RECORD EXCERPTS –
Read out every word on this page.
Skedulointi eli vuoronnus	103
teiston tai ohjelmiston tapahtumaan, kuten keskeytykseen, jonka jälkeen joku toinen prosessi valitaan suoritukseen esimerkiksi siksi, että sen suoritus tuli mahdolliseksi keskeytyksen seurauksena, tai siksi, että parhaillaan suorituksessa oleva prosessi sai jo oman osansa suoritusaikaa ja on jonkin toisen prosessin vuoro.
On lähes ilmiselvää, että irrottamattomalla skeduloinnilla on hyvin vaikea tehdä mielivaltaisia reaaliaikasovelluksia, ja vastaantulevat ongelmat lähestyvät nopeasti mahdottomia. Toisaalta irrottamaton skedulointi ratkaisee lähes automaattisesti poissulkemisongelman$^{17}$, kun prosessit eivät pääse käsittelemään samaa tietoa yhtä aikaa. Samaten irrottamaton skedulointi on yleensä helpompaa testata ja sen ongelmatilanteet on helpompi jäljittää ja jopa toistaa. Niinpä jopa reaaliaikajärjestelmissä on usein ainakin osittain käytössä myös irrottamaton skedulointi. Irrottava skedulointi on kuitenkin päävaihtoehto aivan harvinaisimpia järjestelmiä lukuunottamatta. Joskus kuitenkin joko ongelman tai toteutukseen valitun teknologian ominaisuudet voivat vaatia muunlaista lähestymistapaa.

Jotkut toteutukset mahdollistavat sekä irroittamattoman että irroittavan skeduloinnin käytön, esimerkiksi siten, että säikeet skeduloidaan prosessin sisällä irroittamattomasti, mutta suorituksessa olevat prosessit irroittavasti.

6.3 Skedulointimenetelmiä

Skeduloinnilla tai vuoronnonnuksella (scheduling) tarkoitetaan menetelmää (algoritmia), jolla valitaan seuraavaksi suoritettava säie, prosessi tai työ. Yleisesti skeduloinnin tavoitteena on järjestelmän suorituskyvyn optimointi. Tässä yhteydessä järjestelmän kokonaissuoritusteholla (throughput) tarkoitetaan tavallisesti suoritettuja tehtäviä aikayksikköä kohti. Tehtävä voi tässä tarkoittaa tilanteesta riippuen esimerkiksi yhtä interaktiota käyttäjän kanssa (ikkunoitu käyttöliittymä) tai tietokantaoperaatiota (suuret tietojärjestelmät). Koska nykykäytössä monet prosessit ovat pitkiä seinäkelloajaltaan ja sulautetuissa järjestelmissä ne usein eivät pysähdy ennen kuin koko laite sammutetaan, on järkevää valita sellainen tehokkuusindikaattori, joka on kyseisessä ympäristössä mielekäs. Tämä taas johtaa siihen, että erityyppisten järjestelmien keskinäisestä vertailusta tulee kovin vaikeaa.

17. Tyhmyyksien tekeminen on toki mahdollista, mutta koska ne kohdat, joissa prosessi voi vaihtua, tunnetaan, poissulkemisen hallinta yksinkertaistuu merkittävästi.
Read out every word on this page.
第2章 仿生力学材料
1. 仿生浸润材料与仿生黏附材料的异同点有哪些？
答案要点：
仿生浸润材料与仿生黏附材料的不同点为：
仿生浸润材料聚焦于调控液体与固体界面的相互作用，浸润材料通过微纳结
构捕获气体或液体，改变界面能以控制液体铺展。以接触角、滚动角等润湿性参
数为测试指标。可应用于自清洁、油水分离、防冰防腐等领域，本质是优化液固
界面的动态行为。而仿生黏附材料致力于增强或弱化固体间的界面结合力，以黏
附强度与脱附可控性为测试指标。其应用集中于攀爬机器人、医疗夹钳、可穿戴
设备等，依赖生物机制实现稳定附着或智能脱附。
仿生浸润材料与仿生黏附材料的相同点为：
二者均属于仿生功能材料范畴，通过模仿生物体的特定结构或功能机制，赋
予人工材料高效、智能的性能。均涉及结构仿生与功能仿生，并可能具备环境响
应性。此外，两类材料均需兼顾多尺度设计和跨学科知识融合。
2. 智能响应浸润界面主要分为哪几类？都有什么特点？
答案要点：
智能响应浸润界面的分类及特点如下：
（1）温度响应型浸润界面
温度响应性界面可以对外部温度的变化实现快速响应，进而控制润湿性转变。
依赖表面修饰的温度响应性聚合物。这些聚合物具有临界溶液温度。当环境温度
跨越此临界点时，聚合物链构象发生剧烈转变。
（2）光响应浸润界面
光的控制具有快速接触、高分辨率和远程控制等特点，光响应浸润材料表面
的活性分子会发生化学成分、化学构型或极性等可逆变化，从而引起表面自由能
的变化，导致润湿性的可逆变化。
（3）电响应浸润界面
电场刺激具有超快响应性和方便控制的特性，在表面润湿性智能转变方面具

---

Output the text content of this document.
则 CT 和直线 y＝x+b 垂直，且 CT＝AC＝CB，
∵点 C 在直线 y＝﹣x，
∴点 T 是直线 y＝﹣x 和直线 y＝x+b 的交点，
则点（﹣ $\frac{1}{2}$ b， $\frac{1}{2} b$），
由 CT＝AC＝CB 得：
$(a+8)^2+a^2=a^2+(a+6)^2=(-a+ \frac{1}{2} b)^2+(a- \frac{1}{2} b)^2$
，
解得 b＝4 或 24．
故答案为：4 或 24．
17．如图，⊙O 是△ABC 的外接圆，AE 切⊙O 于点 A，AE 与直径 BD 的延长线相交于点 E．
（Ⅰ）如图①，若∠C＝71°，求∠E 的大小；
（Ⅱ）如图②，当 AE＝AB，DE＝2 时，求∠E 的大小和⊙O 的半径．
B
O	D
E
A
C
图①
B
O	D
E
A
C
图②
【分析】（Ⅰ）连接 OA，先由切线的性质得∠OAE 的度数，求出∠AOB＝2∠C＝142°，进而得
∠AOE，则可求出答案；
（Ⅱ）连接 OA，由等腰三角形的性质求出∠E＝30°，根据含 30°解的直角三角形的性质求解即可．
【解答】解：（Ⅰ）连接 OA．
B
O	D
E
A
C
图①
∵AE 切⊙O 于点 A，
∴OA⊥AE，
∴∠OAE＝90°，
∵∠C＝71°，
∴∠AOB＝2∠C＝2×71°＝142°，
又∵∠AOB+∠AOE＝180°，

PROBLEM REQUIREMENTS – In the entries above, find every line with the word "frac" and list it.

RESULT OF THE TASK –
则点（﹣ $\frac{1}{2}$ b， $\frac{1}{2} b$），
$(a+8)^2+a^2=a^2+(a+6)^2=(-a+ \frac{1}{2} b)^2+(a- \frac{1}{2} b)^2$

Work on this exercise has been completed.